*EXERCISE INSTRUCTIONS*: Single out the lines that include the word "stud". Copy them.
Start of DATA FOR THIS EXERCISE
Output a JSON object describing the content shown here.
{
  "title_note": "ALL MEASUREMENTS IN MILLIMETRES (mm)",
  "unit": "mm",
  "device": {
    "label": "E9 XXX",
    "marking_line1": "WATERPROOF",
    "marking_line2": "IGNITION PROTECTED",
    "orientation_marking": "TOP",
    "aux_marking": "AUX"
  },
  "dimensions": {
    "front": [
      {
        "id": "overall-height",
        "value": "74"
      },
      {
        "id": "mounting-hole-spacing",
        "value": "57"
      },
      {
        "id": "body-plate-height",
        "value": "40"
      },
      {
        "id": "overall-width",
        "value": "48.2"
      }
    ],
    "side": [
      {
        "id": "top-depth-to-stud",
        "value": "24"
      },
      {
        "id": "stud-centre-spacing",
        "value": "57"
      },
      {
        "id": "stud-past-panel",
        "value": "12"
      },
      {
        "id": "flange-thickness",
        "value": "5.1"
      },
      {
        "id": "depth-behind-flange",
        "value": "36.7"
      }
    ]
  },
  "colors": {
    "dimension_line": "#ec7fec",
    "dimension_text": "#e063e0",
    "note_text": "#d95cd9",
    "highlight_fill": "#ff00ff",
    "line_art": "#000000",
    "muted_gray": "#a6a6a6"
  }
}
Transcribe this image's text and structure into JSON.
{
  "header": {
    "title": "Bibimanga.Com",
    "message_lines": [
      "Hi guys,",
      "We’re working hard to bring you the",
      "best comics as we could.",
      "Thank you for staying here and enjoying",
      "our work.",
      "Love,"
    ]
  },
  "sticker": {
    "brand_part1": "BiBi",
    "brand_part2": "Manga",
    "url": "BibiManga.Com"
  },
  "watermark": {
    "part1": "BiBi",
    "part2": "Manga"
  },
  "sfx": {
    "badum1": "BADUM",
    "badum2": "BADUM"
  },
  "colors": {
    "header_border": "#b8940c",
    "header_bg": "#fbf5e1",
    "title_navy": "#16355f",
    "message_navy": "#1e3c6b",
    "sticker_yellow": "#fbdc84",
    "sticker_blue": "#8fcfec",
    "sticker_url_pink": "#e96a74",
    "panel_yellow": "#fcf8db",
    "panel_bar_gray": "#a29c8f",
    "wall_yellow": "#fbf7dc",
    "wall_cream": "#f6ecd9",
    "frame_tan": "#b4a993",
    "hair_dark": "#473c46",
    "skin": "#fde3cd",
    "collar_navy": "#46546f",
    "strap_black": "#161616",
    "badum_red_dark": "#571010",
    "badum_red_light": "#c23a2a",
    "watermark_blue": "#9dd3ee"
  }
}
End of DATA FOR THIS EXERCISE
Start of DATA FOR THIS EXERCISE
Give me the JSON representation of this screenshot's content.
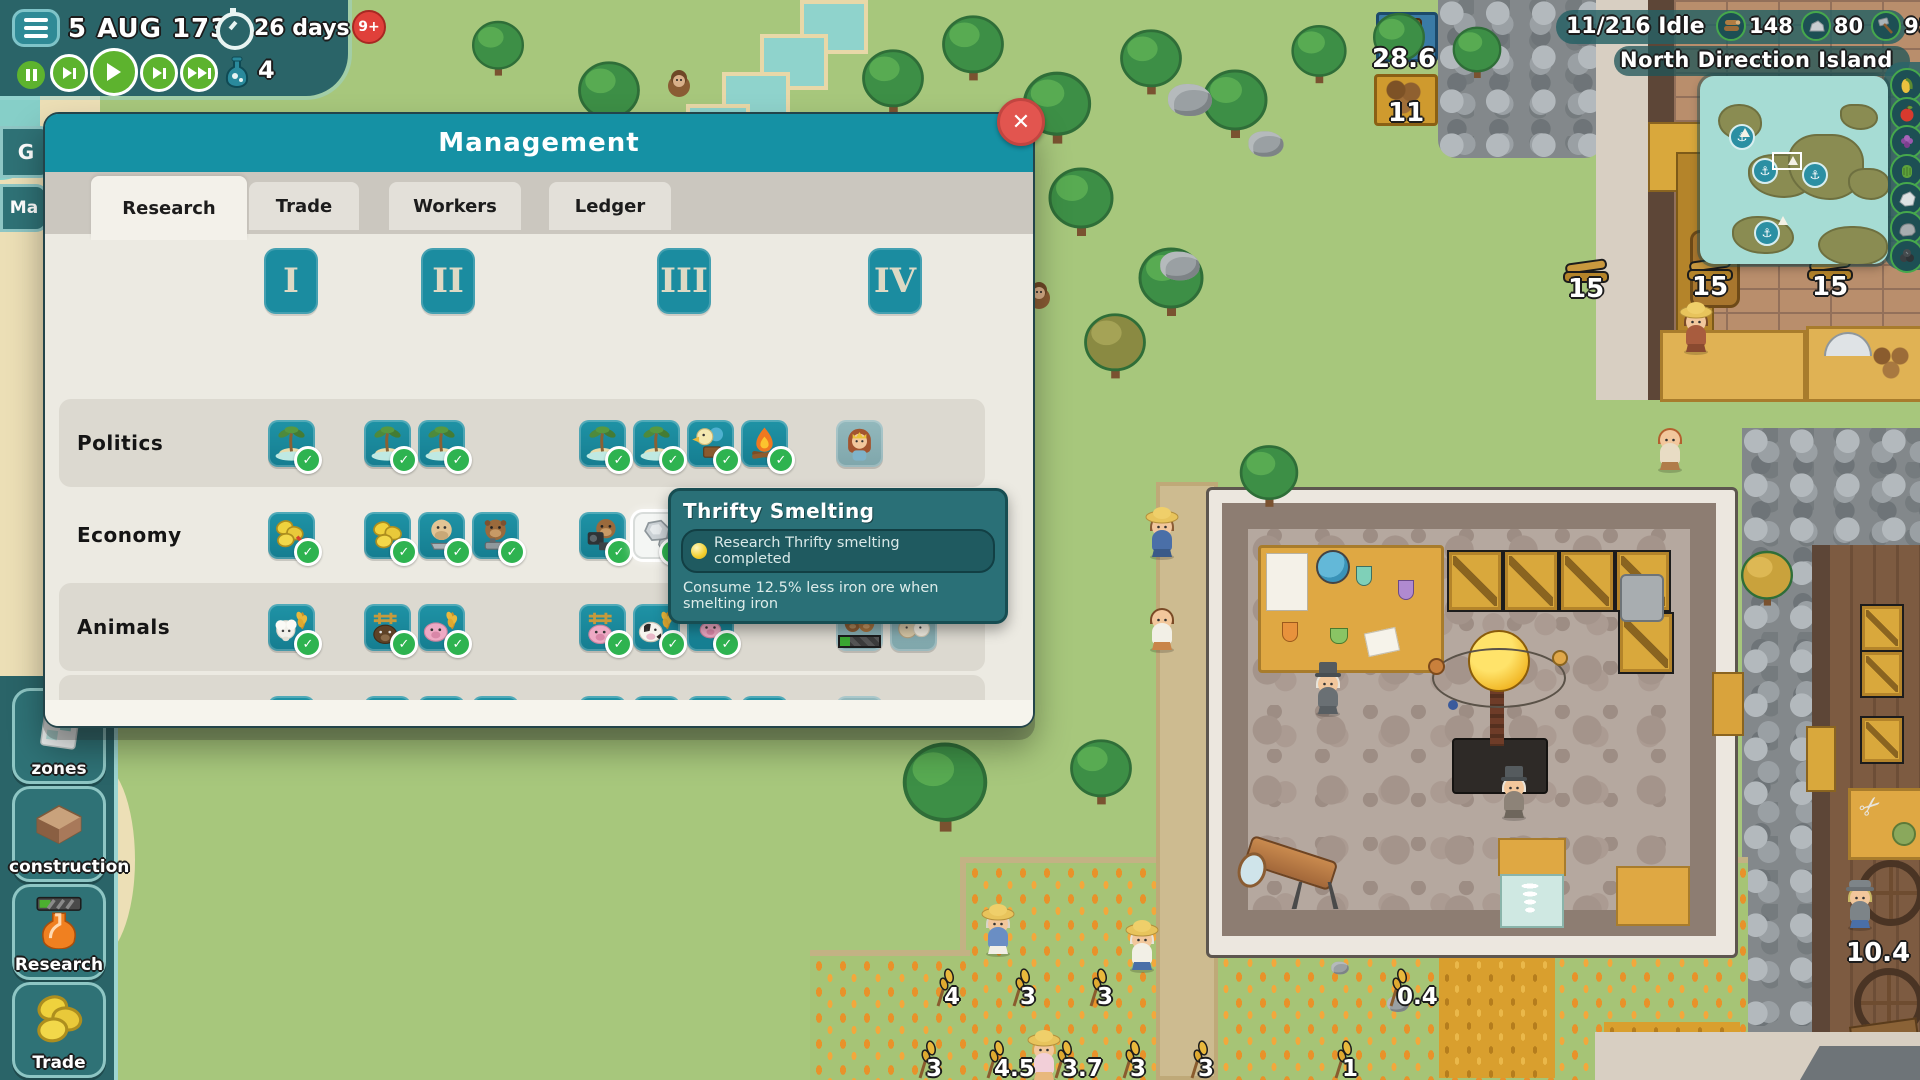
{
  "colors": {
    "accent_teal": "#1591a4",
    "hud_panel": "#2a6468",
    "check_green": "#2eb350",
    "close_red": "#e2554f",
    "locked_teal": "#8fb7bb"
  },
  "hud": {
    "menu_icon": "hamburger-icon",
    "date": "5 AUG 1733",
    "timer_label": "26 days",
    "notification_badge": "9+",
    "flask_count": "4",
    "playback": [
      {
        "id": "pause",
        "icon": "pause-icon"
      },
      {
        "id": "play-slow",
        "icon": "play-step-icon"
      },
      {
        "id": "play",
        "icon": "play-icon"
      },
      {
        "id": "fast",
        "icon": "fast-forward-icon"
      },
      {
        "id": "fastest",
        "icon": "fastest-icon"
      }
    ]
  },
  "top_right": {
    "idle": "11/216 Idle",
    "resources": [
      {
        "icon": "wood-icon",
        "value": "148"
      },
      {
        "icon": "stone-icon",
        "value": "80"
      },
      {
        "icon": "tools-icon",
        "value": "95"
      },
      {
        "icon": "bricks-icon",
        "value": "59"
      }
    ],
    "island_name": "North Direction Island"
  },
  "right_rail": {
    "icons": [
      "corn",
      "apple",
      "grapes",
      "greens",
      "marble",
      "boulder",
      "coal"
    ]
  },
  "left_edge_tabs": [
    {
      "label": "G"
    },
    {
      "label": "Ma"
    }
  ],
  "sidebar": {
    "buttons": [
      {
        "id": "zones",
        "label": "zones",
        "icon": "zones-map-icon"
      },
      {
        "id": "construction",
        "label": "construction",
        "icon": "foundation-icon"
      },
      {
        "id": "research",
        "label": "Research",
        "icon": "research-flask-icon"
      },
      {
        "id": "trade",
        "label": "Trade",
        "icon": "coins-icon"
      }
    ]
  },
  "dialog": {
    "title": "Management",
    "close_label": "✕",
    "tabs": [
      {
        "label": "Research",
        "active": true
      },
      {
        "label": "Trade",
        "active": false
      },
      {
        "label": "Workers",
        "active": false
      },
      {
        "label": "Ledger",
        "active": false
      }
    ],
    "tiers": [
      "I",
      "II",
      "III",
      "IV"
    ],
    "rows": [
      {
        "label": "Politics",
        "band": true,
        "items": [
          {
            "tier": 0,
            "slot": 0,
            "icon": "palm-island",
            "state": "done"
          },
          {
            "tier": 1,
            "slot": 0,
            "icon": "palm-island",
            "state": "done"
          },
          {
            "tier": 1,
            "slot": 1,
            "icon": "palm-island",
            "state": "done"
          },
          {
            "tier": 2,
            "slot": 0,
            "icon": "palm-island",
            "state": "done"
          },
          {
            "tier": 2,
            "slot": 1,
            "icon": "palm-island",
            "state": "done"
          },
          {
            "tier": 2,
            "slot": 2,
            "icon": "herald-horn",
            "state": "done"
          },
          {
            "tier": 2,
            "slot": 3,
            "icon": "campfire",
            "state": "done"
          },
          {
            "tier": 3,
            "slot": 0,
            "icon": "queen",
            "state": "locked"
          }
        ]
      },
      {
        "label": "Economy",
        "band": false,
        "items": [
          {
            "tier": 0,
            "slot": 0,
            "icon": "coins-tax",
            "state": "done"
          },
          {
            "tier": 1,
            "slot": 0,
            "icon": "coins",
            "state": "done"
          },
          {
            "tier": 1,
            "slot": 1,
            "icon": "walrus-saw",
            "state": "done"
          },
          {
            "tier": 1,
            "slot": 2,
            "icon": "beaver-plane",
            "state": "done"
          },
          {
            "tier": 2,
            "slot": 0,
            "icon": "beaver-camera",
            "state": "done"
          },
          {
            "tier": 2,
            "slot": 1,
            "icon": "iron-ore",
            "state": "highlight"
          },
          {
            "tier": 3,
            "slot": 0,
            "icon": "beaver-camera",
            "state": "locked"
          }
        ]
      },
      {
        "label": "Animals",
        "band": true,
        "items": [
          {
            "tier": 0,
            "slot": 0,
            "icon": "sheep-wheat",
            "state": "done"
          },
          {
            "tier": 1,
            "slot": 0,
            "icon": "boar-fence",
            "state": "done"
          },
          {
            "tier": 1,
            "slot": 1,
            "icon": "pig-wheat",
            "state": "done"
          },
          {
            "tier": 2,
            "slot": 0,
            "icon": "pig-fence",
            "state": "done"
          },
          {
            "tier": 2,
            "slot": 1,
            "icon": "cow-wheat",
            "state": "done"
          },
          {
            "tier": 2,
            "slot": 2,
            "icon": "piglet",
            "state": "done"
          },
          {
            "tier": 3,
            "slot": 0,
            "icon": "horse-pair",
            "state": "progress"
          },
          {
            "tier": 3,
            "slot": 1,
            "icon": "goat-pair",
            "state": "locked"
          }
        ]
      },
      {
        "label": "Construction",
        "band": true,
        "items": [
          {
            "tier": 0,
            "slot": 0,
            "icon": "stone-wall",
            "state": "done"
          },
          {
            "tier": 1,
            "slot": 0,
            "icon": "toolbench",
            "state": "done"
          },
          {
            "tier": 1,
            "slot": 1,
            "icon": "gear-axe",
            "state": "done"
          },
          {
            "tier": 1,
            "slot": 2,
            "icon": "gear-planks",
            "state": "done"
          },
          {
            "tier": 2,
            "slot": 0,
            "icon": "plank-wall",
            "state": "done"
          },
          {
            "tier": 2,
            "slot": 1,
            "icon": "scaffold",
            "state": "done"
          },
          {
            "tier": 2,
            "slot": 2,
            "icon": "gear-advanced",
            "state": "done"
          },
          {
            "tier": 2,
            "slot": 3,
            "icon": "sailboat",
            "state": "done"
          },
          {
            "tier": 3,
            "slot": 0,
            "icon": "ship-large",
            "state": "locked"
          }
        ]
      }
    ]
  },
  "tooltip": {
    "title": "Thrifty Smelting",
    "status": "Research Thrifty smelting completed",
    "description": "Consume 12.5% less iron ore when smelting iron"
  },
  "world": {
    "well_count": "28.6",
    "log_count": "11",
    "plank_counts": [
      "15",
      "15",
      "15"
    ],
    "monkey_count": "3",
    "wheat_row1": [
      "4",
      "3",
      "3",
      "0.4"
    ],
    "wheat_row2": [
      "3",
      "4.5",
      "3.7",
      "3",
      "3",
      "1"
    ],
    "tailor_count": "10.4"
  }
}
End of DATA FOR THIS EXERCISE
*EXERCISE RESULT*:
        "id": "top-depth-to-stud",
        "id": "stud-centre-spacing",
        "id": "stud-past-panel",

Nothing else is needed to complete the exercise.